Exercise instructions:
The lines to extract begin at the one containing "Extract the structured" and run to the end of the listing; set them down exactly and alone.

Data shown:
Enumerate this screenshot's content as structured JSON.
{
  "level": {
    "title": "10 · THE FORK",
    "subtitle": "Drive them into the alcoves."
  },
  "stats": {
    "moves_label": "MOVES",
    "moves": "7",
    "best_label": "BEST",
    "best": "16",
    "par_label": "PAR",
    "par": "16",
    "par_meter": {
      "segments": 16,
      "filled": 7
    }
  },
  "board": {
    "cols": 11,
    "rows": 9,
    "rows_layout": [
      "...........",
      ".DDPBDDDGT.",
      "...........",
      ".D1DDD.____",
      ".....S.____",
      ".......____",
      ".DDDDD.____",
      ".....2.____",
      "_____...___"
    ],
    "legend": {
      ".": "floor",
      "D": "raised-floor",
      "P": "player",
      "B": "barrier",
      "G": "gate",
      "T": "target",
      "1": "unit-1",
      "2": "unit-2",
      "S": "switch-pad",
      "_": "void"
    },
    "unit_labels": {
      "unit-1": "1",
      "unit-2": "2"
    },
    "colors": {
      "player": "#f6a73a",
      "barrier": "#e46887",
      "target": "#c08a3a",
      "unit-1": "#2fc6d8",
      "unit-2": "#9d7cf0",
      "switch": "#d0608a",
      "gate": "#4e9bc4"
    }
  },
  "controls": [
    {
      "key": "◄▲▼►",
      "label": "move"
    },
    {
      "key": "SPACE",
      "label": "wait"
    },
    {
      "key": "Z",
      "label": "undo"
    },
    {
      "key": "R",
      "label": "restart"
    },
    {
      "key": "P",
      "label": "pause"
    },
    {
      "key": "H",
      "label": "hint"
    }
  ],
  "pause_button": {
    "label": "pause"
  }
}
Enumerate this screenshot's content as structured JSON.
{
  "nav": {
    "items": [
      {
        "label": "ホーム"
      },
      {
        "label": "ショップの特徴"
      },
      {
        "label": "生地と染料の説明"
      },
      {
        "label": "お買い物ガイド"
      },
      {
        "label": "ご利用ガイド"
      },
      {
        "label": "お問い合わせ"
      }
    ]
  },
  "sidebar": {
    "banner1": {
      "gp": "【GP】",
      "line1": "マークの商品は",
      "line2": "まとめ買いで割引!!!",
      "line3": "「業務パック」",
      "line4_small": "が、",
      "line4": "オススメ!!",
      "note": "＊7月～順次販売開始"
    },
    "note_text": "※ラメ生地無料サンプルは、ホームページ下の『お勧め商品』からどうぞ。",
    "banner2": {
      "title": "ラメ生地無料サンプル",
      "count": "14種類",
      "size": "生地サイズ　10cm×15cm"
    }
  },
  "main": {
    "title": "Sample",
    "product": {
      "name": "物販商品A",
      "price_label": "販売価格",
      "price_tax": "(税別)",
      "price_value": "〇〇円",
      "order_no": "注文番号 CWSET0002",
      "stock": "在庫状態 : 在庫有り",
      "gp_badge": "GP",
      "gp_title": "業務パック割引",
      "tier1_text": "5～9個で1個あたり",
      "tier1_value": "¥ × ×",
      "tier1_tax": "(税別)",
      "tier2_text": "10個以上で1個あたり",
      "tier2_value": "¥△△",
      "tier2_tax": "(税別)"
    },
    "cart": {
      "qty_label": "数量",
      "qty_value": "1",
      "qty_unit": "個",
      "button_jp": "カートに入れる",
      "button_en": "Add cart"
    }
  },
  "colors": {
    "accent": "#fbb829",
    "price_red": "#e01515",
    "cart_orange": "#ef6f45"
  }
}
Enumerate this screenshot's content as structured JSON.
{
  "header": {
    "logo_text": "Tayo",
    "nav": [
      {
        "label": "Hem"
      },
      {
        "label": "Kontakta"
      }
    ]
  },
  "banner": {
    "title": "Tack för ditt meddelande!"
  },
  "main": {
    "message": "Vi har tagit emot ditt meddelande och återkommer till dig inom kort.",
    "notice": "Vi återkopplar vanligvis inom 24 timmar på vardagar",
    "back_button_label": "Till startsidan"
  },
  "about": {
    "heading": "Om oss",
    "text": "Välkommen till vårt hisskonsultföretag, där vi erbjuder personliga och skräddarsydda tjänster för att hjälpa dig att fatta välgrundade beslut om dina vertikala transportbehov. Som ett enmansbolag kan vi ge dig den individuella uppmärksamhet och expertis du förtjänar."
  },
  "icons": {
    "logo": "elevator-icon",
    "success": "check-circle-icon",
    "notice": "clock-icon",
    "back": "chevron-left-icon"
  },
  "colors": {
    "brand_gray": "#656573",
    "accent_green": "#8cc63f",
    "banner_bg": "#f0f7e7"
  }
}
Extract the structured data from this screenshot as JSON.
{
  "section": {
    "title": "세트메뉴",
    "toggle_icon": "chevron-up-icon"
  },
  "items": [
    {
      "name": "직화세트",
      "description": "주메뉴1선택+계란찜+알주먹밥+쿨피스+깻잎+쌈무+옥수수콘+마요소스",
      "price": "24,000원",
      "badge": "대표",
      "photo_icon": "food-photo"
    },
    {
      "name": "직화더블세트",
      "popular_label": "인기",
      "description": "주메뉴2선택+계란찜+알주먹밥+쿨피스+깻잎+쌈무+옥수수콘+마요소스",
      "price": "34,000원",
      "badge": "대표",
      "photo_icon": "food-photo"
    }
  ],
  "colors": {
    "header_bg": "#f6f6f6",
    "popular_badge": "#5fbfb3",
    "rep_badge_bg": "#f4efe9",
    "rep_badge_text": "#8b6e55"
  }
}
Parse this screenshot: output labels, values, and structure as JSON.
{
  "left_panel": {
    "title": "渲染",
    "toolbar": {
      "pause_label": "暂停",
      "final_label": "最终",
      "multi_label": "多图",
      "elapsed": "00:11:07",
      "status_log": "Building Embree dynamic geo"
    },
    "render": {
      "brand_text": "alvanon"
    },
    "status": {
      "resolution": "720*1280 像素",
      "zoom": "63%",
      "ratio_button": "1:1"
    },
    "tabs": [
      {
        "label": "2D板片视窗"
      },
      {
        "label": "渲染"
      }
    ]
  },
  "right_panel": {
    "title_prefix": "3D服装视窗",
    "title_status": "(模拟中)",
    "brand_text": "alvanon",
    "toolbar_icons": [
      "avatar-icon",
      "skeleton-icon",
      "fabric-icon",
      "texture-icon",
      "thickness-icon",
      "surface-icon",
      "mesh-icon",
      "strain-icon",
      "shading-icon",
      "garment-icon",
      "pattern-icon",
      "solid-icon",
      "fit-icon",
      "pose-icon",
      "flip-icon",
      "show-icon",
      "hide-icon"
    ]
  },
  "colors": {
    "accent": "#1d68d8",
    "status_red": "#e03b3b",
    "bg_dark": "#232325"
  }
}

Response:
Extract the structured data from this screenshot as JSON.
{
  "section": {
    "title": "세트메뉴",
    "toggle_icon": "chevron-up-icon"
  },
  "items": [
    {
      "name": "직화세트",
      "description": "주메뉴1선택+계란찜+알주먹밥+쿨피스+깻잎+쌈무+옥수수콘+마요소스",
      "price": "24,000원",
      "badge": "대표",
      "photo_icon": "food-photo"
    },
    {
      "name": "직화더블세트",
      "popular_label": "인기",
      "description": "주메뉴2선택+계란찜+알주먹밥+쿨피스+깻잎+쌈무+옥수수콘+마요소스",
      "price": "34,000원",
      "badge": "대표",
      "photo_icon": "food-photo"
    }
  ],
  "colors": {
    "header_bg": "#f6f6f6",
    "popular_badge": "#5fbfb3",
    "rep_badge_bg": "#f4efe9",
    "rep_badge_text": "#8b6e55"
  }
}
Parse this screenshot: output labels, values, and structure as JSON.
{
  "left_panel": {
    "title": "渲染",
    "toolbar": {
      "pause_label": "暂停",
      "final_label": "最终",
      "multi_label": "多图",
      "elapsed": "00:11:07",
      "status_log": "Building Embree dynamic geo"
    },
    "render": {
      "brand_text": "alvanon"
    },
    "status": {
      "resolution": "720*1280 像素",
      "zoom": "63%",
      "ratio_button": "1:1"
    },
    "tabs": [
      {
        "label": "2D板片视窗"
      },
      {
        "label": "渲染"
      }
    ]
  },
  "right_panel": {
    "title_prefix": "3D服装视窗",
    "title_status": "(模拟中)",
    "brand_text": "alvanon",
    "toolbar_icons": [
      "avatar-icon",
      "skeleton-icon",
      "fabric-icon",
      "texture-icon",
      "thickness-icon",
      "surface-icon",
      "mesh-icon",
      "strain-icon",
      "shading-icon",
      "garment-icon",
      "pattern-icon",
      "solid-icon",
      "fit-icon",
      "pose-icon",
      "flip-icon",
      "show-icon",
      "hide-icon"
    ]
  },
  "colors": {
    "accent": "#1d68d8",
    "status_red": "#e03b3b",
    "bg_dark": "#232325"
  }
}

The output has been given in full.